> [Tasks to perform]
[A] In the mailing-list thread about _PAGE_NUMA, which two functions does the quoted message say are already called when a pte is marked with _PAGE_NUMA?
[B] Write what comes next in the mailing-list thread about _PAGE_NUMA, picking up after its last sentence.

> [Document text]
Try to come up with a text that answers the following questions in order:

   - What does _PAGE_NUMA mean?
   - How does page migration with _PAGE_NUMA work?
   -> Why should we not map pages when _PAGE_NUMA is set?
   - Which part of what needs to be done did the previous _PAGE_NUMA 
patch address?
   - What's the situation without this patch?
   - Which scenario does this patch fix?

Once you have a text that answers those, you should have a good patch 
description :).

Alex

--
To unsubscribe from this list: send the line "unsubscribe kvm-ppc" in
the body of a message to majordomo@vger.kernel.org
More majordomo info at  http://vger.kernel.org/majordomo-info.html
pingfan liu April 14, 2014, 8:08 a.m. UTC | #4
On Mon, Apr 14, 2014 at 2:43 PM, Alexander Graf <agraf@suse.de> wrote:
>
> On 13.04.14 04:27, Liu ping fan wrote:
>>
>> On Fri, Apr 11, 2014 at 10:03 PM, Alexander Graf <agraf@suse.de> wrote:
>>>
>>> On 11.04.2014, at 13:45, Liu Ping Fan <pingfank@linux.vnet.ibm.com>
>>> wrote:
>>>
>>>> When we mark pte with _PAGE_NUMA we already call
>>>> mmu_notifier_invalidate_range_start
>>>> and mmu_notifier_invalidate_range_end, which will mark existing guest
>>>> hpte
>>>> entry as HPTE_V_ABSENT. Now we need to do that when we are inserting new
>>>> guest hpte entries.

> [Supplied entries]
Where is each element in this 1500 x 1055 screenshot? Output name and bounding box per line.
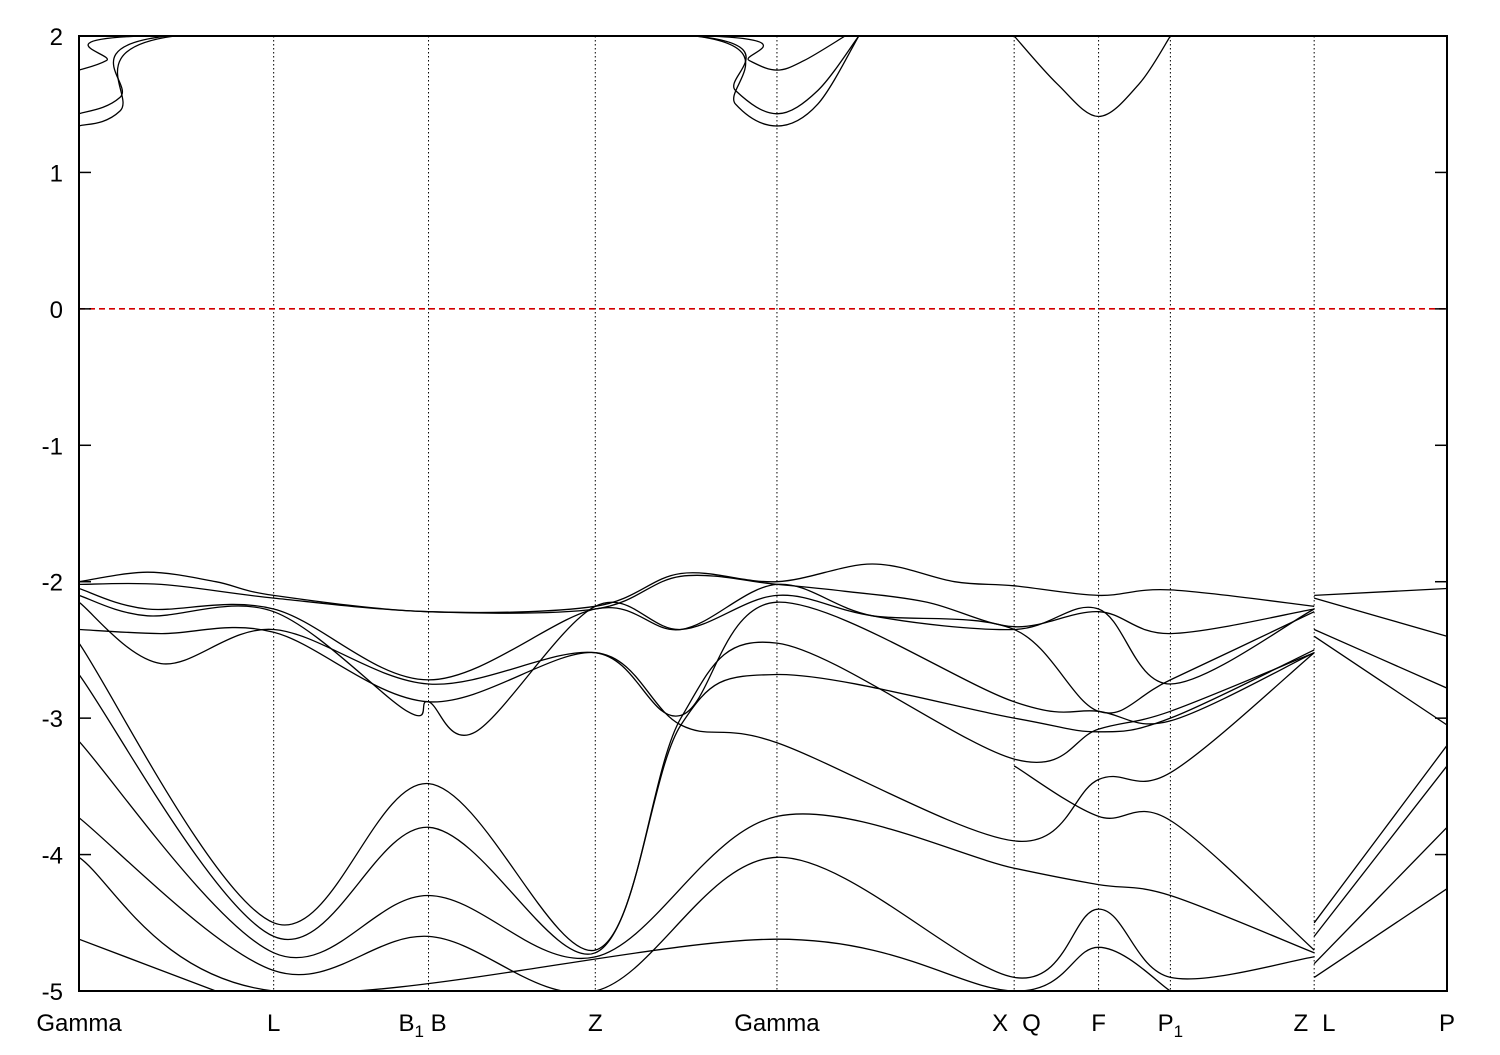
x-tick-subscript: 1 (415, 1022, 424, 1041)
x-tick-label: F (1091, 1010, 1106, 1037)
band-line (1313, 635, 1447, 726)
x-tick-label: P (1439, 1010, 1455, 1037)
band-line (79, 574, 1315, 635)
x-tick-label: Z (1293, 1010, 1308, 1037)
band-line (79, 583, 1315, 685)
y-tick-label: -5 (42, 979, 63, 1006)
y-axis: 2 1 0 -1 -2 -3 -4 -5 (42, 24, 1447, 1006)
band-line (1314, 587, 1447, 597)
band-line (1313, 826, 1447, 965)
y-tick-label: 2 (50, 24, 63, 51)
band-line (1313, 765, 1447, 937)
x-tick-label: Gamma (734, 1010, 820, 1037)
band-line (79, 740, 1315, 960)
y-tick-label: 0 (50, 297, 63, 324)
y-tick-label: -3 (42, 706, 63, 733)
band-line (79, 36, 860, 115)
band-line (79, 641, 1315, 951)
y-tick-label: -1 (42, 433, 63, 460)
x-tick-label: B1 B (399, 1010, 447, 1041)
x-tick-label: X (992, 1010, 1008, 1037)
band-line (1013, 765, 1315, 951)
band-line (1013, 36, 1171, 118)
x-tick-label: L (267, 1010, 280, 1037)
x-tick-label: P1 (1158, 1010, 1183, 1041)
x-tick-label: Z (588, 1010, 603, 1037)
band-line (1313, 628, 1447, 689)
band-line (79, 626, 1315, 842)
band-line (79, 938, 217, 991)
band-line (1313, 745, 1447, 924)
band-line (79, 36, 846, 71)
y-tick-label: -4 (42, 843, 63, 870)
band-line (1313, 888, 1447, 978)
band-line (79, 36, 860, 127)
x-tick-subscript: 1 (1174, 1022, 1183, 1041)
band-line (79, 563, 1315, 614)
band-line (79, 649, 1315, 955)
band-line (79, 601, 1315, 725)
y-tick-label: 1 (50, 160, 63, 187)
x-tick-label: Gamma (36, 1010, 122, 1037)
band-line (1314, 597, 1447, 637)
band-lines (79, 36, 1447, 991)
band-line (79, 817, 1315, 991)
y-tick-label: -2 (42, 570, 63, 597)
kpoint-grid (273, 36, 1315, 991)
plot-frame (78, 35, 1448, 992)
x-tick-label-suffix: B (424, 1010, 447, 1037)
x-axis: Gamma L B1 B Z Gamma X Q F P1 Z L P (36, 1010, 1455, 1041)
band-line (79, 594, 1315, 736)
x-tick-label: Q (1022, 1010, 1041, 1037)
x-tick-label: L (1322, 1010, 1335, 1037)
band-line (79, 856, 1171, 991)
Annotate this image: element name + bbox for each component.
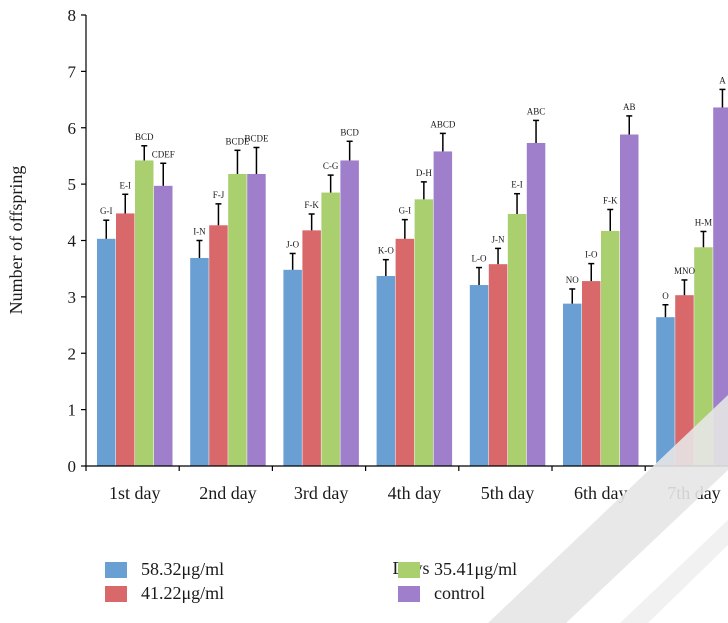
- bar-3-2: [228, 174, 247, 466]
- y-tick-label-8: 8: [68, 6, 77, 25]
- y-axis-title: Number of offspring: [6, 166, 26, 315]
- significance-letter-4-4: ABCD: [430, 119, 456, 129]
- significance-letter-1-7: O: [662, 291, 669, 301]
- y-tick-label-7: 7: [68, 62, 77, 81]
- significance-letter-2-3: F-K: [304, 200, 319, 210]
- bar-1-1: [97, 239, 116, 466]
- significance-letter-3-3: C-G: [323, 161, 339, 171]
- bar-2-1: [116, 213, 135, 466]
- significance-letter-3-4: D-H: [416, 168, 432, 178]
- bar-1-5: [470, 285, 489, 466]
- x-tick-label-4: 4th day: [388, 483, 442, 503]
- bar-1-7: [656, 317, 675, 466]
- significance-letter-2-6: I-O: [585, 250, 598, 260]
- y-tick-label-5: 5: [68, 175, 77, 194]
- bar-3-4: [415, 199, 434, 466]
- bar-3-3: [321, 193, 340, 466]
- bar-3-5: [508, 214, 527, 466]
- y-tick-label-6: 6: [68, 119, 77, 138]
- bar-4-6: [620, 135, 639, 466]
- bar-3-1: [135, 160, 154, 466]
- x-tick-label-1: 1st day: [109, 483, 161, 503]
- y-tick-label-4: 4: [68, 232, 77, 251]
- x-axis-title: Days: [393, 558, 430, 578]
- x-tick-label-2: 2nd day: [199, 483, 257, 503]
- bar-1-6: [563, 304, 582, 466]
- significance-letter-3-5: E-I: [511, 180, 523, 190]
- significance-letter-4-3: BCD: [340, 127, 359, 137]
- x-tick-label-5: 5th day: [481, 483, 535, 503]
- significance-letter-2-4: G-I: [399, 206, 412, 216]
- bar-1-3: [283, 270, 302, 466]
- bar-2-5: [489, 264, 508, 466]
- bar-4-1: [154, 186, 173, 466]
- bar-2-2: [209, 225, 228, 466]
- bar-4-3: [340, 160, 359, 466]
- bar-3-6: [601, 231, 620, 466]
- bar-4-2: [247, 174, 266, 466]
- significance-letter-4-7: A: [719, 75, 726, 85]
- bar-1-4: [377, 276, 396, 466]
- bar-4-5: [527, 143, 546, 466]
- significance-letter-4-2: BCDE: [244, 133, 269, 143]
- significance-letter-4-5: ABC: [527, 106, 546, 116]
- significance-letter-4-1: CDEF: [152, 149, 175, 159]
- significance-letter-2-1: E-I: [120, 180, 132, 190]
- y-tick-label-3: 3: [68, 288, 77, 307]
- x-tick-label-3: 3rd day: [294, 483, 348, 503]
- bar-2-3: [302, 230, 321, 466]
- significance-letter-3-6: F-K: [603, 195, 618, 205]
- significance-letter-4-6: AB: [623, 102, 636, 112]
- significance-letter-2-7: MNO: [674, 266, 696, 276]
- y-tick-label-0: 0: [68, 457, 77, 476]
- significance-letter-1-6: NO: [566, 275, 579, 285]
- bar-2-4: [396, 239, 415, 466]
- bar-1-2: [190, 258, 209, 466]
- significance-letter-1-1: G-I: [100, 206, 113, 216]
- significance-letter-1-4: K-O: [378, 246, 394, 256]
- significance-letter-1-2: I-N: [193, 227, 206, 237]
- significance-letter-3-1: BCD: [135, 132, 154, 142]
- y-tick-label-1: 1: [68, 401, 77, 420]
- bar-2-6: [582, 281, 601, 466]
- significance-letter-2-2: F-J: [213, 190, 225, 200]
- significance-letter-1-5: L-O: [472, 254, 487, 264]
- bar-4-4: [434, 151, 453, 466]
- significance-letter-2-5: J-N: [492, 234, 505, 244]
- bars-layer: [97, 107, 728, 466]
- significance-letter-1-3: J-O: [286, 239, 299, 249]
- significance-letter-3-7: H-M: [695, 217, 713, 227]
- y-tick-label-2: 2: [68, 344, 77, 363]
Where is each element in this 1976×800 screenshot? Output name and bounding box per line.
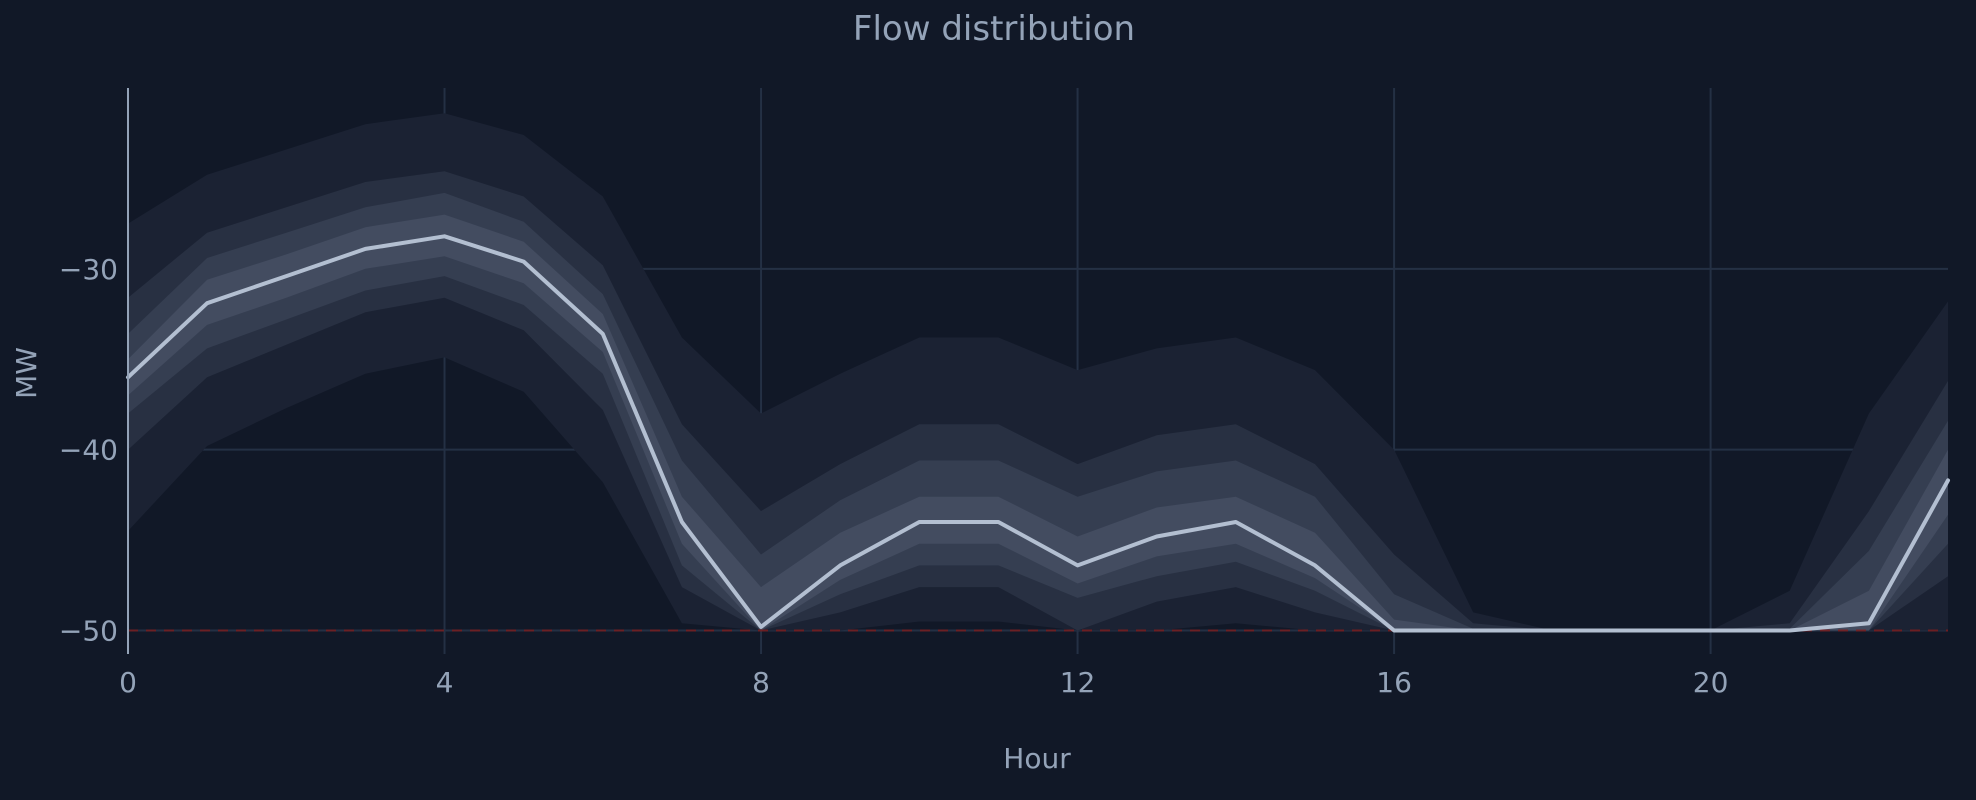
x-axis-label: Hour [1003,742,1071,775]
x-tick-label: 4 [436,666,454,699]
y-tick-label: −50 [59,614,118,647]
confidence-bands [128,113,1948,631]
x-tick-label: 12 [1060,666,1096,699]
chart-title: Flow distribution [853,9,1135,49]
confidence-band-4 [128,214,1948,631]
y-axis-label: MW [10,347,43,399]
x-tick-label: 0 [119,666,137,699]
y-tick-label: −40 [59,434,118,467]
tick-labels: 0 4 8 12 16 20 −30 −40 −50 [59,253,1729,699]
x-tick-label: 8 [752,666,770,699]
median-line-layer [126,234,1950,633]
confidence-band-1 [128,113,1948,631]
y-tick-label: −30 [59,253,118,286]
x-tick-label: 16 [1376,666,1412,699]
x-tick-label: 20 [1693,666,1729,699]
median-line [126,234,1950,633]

> [Answers to the tasks]
[A] mmu_notifier_invalidate_range_start and mmu_notifier_invalidate_range_end

[B]
>>>
>>> What happens when we don't? Why do we need the check? Why isn't it done
>>> implicitly? What happens when we treat a NUMA marked page as non-present?
>>> Why does it work out for us?
>>>
>>> Assume you have no idea what PAGE_NUMA is, but try to figure out what
>>> this patch does and whether you need to cherry-pick it into your downstream
>>> kernel. The description as is still is not very helpful for that. It doesn't
>>> even explain what really changes with this patch applied.
>>>
>> Yeah.  what about appending the following description?  Can it make
>> the context clear?
>> "Guest should not setup a hpte for the page whose pte is marked with
>> _PAGE_NUMA, so on the host, the numa-fault mechanism can take effect
>> to check whether the page is placed correctly or not."
>
>
> Try to come up with a text that answers the following questions in order:
>
I divide them into 3 groups, and answer them by 3 sections. Seems that
it has the total story :)
Please take a look.

>   - What does _PAGE_NUMA mean?
Group 1 -> section 2

>   - How does page migration with _PAGE_NUMA work?
>   -> Why should we not map pages when _PAGE_NUMA is set?
Group 2 -> section 1
(Note: for the 1st question in this group, I am not sure about the
details, except that we can fix numa balancing by moving task or
moving page.  So I comment as " migration should be involved to cut
down the distance between the cpu and pages")

>   - Which part of what needs to be done did the previous _PAGE_NUMA patch
> address?
>   - What's the situation without this patch?
>   - Which scenario does this patch fix?
>
Group 3 -> section 3


Numa fault is a method which help to achieve auto numa balancing.
When such a page fault takes place, the page fault handler will check
whether the page is placed correctly. If not, migration should be
involved to cut down the distance between the cpu and pages.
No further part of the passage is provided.